══ Information provided

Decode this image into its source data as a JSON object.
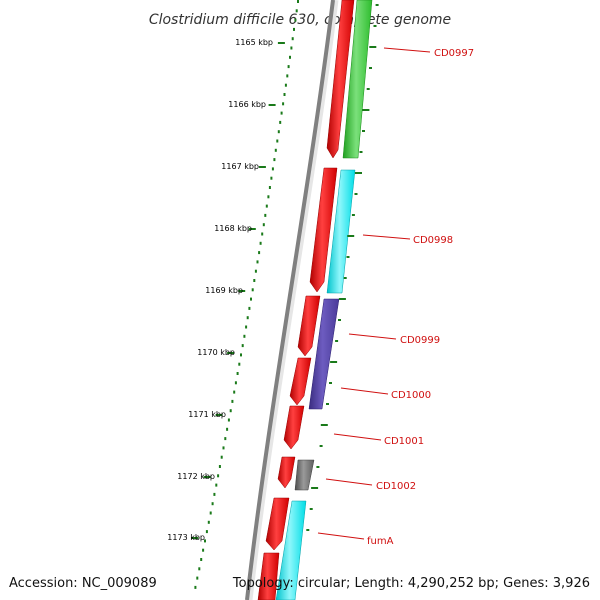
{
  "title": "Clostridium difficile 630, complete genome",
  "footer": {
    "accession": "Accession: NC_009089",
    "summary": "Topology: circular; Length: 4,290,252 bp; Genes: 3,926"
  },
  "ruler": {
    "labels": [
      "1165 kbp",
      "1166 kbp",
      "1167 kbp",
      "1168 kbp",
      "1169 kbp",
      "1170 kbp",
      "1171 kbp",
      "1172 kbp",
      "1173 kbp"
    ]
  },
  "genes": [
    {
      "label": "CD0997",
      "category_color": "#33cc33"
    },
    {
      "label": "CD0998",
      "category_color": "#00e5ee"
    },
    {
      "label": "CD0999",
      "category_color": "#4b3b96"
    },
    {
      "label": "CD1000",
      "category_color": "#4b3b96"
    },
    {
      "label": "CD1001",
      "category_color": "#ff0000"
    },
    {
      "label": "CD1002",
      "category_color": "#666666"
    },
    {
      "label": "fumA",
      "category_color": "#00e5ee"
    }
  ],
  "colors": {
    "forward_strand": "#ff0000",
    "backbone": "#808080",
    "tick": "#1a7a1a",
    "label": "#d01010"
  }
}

════
══ Information provided

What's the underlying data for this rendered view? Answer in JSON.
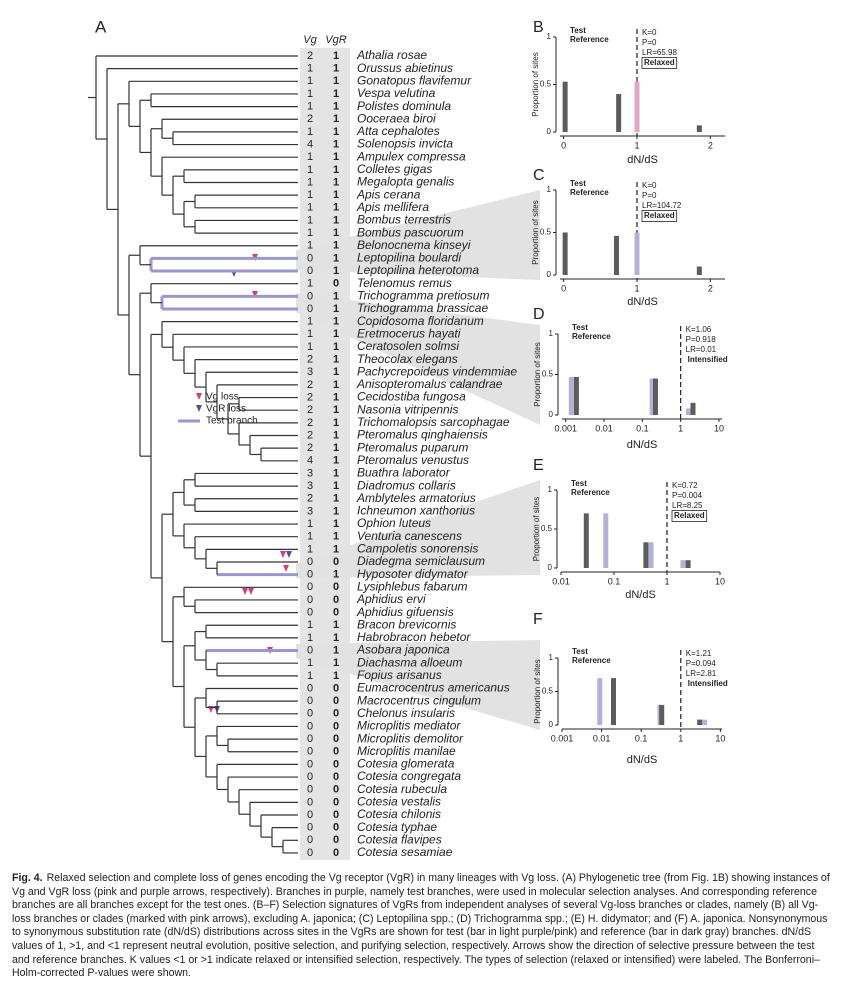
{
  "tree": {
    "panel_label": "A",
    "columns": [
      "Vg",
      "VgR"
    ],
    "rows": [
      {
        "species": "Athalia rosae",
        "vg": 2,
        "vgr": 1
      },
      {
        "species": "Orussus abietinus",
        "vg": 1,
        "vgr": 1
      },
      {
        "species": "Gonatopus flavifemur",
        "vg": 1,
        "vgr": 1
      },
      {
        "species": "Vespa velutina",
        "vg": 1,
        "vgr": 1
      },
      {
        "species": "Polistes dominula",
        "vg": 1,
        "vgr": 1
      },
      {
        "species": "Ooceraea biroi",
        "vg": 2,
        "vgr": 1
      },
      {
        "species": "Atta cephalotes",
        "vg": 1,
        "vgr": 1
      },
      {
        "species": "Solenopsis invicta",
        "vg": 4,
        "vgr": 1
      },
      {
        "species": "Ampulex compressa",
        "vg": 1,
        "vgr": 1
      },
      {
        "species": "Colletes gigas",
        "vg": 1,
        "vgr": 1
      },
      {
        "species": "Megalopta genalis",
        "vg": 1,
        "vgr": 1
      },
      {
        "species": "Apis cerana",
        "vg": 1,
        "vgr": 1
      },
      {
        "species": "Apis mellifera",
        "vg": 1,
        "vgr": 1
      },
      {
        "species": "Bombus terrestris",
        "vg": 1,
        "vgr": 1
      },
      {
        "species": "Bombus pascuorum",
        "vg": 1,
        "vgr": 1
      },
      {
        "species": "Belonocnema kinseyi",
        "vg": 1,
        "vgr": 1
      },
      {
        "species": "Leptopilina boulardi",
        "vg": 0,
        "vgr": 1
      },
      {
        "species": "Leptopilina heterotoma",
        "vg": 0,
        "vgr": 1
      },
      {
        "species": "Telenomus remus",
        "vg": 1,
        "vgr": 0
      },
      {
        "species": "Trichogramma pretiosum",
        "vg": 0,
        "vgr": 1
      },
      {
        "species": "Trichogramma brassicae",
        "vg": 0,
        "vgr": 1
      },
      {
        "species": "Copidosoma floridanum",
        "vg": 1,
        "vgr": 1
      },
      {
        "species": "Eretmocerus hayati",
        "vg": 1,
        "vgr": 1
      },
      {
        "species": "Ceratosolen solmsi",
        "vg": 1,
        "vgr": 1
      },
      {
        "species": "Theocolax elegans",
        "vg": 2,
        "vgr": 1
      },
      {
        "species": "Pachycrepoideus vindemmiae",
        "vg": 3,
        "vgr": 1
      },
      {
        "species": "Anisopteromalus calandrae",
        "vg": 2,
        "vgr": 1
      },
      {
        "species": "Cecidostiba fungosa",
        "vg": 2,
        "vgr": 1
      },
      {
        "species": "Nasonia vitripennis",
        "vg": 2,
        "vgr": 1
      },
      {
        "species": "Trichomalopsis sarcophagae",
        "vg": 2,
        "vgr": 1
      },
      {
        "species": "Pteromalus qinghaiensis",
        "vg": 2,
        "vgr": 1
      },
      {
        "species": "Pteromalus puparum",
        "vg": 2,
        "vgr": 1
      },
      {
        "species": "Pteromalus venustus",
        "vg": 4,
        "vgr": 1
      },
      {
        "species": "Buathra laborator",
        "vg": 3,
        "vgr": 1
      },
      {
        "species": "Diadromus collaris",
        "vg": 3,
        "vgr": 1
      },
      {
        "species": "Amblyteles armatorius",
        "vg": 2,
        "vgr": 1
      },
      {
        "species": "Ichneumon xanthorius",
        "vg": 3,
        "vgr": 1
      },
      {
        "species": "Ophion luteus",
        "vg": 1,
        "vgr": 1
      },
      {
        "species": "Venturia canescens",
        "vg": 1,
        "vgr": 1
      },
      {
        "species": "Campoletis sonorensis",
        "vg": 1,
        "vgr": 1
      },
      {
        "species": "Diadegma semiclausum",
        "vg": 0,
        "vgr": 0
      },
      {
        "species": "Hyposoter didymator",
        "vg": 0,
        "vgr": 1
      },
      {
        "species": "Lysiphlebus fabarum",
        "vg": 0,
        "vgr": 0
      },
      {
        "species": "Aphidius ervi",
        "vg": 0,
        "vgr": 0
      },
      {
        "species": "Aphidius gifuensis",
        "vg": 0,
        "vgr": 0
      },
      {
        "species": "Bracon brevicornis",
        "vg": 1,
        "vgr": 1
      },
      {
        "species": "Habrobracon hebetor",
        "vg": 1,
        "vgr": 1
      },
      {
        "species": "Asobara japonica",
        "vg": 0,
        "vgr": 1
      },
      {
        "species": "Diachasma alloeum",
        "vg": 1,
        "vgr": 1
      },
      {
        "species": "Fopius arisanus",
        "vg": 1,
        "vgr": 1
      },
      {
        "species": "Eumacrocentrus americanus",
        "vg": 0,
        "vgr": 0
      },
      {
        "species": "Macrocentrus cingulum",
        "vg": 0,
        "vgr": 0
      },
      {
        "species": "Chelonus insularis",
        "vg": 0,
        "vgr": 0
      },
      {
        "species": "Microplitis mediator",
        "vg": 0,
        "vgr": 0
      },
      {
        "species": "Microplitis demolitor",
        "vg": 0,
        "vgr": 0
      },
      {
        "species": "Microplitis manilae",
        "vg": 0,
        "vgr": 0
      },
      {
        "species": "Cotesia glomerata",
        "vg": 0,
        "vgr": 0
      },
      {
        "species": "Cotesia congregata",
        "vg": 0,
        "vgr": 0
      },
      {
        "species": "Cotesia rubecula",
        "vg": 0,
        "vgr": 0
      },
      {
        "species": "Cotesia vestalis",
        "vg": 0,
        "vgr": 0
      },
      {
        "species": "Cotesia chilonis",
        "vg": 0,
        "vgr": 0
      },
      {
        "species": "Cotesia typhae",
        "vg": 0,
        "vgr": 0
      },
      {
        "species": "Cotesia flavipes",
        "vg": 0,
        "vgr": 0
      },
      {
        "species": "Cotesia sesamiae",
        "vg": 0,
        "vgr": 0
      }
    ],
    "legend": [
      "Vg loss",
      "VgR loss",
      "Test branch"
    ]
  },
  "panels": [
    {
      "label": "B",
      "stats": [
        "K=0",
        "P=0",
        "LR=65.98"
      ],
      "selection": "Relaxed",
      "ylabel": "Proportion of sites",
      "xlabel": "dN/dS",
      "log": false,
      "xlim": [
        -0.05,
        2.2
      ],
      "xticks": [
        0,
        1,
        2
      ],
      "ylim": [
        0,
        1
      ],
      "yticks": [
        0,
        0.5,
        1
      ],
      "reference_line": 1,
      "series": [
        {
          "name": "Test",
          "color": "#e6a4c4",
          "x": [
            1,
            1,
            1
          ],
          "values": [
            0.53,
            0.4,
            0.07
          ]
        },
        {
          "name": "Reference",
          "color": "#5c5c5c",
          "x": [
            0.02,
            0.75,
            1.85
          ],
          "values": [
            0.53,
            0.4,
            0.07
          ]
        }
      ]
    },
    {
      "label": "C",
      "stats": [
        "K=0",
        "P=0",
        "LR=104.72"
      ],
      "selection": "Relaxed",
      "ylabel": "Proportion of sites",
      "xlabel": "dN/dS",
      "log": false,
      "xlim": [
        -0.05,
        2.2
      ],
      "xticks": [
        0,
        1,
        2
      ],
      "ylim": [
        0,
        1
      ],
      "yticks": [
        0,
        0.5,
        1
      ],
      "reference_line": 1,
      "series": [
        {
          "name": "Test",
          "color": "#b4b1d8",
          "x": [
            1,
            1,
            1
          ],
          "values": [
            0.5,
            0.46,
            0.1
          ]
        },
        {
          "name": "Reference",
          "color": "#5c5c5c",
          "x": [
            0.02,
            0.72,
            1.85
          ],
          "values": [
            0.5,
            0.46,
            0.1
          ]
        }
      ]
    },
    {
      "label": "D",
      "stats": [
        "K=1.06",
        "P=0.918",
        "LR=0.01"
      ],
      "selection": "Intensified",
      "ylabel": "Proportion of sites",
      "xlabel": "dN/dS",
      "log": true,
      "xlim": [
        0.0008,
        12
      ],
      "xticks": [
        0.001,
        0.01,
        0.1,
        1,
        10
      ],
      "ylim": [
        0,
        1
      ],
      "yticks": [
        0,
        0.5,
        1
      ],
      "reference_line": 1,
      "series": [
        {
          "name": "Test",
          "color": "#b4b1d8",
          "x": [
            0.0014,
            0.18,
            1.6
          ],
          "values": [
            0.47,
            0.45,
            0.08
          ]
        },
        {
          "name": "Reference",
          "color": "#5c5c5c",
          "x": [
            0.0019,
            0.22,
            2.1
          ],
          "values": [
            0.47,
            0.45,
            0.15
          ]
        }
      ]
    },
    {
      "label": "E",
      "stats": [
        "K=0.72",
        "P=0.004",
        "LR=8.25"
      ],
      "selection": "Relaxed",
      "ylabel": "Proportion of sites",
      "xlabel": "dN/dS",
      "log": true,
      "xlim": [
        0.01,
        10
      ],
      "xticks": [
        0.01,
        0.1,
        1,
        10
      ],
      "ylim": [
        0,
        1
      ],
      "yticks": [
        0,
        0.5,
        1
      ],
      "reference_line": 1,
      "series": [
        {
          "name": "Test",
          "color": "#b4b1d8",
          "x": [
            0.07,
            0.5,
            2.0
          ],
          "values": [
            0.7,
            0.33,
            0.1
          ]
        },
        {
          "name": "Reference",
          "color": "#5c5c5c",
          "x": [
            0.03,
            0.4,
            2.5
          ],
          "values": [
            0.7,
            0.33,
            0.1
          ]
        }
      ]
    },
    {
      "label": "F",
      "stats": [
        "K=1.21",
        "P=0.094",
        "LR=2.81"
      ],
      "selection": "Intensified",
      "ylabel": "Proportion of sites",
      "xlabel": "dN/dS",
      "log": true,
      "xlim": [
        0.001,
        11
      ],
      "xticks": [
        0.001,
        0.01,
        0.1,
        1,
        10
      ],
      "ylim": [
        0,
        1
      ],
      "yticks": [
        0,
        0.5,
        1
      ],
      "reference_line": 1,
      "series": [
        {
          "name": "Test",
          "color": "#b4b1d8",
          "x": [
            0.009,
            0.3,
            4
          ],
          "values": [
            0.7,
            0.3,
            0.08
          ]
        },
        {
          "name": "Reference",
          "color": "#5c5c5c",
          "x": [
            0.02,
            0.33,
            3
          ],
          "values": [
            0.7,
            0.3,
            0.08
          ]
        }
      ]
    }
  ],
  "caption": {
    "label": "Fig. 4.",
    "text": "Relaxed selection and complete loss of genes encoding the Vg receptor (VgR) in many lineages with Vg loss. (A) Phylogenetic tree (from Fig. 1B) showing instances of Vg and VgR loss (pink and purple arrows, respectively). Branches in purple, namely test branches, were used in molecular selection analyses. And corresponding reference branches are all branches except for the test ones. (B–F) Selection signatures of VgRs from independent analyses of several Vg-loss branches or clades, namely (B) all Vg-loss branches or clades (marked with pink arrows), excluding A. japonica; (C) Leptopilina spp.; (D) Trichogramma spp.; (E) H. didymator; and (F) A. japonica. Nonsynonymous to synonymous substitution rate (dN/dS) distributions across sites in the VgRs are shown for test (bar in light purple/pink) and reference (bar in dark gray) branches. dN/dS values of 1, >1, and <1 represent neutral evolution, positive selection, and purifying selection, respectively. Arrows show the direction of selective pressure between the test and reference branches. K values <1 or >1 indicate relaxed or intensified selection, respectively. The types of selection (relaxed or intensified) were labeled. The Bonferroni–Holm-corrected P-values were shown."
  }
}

════

Exercise aim:
Working through the entries above, copy every line in which "this" is found.

Solution to the problem:
Decode this image into its source data as a JSON object.
What's the underlying data for this rendered view? Answer in JSON.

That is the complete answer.